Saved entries
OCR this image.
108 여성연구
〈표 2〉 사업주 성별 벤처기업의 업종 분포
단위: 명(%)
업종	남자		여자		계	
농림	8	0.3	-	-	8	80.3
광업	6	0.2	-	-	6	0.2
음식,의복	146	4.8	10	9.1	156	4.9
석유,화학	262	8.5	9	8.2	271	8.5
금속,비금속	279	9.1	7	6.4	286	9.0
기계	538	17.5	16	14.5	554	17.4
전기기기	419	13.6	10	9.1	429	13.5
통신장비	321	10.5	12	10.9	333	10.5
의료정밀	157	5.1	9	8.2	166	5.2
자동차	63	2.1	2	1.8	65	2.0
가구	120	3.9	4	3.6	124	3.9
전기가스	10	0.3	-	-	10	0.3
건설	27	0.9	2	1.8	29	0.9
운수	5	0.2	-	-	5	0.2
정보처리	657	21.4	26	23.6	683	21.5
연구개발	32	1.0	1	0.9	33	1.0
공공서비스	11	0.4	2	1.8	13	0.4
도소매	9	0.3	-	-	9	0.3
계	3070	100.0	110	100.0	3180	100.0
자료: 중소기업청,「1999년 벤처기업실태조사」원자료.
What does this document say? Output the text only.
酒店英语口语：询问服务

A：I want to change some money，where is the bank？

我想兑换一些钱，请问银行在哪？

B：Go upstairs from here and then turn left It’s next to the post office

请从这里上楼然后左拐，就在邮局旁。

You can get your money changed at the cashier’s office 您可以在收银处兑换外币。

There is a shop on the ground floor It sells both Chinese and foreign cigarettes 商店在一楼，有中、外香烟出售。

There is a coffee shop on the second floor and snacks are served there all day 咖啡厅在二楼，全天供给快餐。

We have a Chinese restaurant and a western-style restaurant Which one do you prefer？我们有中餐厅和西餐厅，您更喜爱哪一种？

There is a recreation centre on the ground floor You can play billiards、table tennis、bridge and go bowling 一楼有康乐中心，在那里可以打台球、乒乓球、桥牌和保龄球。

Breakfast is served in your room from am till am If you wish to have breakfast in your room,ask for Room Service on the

WHAT IS REQUIRED
Pick out all the lines with the word "ground" in them and copy them.

RESULT
There is a shop on the ground floor It sells both Chinese and foreign cigarettes 商店在一楼，有中、外香烟出售。
There is a recreation centre on the ground floor You can play billiards、table tennis、bridge and go bowling 一楼有康乐中心，在那里可以打台球、乒乓球、桥牌和保龄球。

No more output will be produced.